▶ _MATERIAL FOR THIS TASK_

** begin **

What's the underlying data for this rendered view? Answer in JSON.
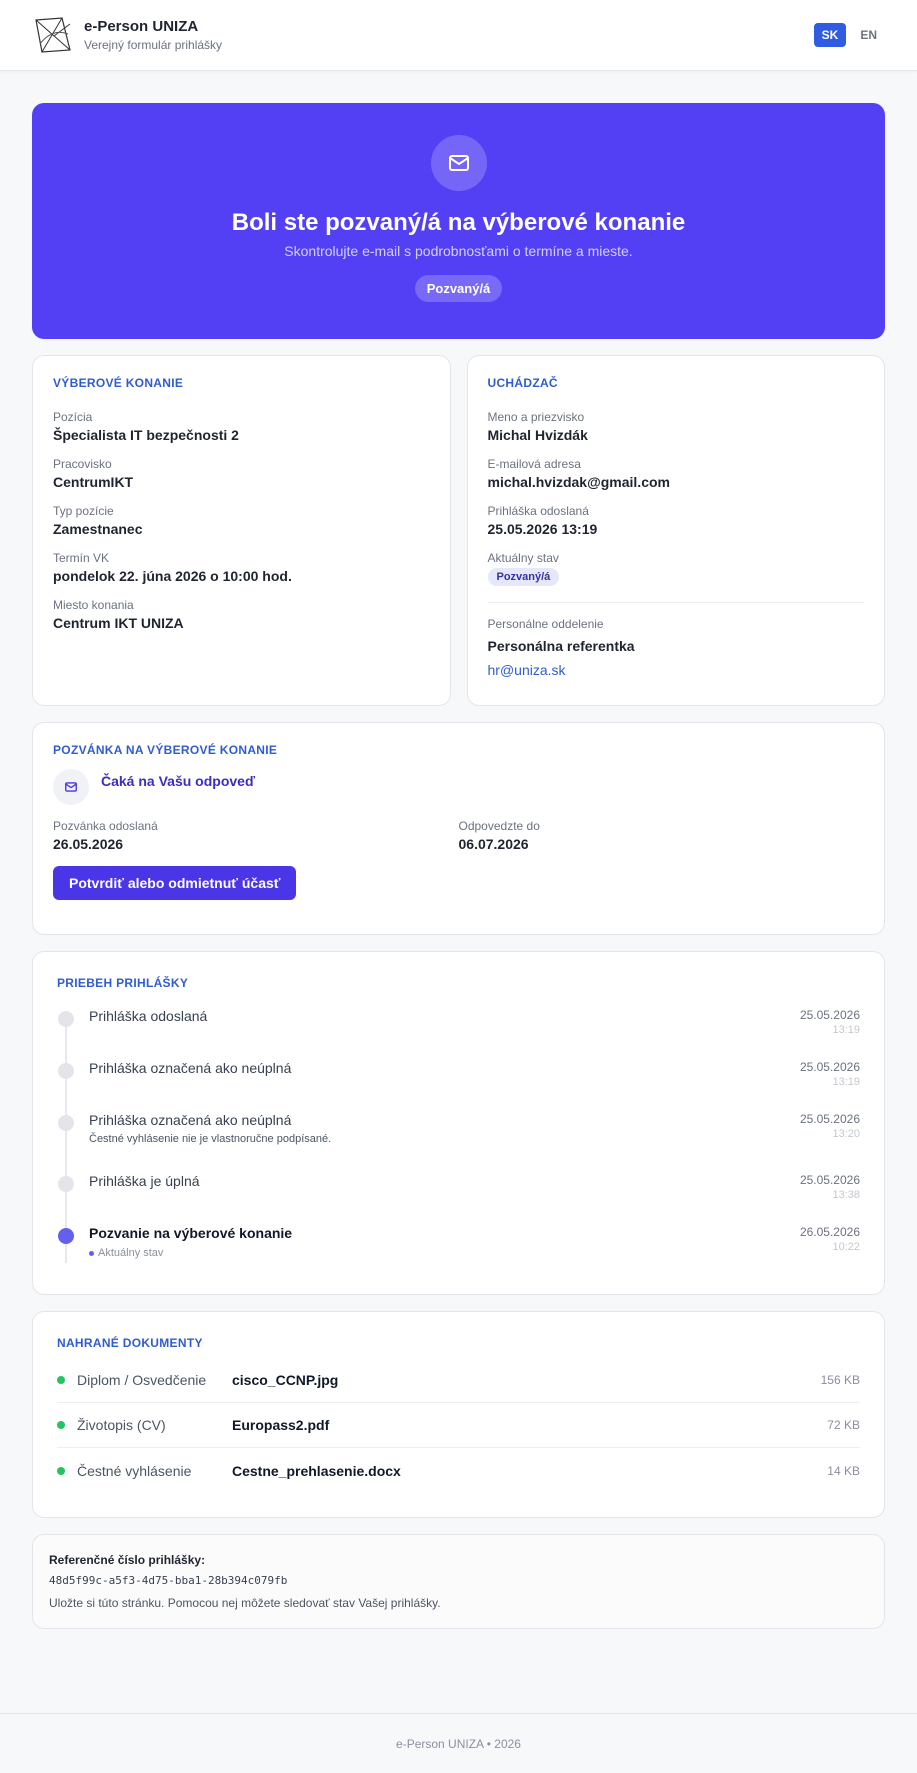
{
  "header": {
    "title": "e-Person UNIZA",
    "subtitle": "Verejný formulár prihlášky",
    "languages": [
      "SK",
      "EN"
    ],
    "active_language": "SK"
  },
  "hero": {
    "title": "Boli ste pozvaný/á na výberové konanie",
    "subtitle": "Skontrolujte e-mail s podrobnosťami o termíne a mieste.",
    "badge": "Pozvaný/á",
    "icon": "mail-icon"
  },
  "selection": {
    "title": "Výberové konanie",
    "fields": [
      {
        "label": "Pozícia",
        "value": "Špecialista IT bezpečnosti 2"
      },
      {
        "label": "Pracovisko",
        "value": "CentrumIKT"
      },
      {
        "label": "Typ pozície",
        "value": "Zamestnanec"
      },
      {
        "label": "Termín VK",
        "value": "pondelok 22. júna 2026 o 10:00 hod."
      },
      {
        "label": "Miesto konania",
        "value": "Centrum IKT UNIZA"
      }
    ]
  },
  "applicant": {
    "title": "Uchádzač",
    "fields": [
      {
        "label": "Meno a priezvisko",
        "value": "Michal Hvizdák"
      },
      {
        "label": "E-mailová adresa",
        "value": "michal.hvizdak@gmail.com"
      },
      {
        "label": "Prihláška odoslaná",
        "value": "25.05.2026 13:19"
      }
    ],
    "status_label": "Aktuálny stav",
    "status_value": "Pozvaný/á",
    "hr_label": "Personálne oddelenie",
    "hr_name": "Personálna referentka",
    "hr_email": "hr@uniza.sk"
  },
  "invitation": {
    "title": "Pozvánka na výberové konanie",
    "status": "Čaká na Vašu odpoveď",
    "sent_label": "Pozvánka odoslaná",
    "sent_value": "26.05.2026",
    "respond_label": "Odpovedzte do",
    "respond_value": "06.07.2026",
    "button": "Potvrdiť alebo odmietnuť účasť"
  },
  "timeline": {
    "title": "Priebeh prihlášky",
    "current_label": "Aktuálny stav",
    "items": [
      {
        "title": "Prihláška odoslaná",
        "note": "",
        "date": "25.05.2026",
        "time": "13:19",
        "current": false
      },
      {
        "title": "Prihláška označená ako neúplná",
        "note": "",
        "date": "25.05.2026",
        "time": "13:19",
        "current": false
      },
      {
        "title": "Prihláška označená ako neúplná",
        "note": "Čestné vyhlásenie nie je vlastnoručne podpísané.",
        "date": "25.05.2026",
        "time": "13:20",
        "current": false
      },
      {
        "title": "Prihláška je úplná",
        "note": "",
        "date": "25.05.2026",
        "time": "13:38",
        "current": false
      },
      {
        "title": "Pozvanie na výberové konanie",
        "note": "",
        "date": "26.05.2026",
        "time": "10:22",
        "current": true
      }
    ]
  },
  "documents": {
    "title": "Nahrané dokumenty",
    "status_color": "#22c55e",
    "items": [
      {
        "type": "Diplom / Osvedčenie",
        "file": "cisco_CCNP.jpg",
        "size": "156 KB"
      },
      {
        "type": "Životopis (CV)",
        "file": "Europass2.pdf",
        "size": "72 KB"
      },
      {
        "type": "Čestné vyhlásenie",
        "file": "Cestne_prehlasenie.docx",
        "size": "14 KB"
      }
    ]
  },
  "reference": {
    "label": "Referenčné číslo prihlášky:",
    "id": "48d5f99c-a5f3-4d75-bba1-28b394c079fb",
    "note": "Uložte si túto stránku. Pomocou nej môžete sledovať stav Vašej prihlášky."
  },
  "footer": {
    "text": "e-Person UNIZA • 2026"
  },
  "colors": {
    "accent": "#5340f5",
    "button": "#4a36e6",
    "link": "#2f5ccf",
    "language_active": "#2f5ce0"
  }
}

** end **

▶ _GOAL_
Go through the entries and return each line where the word "type" appears.

▶ _FINISHED TASK_
        "type": "Diplom / Osvedčenie",
        "type": "Životopis (CV)",
        "type": "Čestné vyhlásenie",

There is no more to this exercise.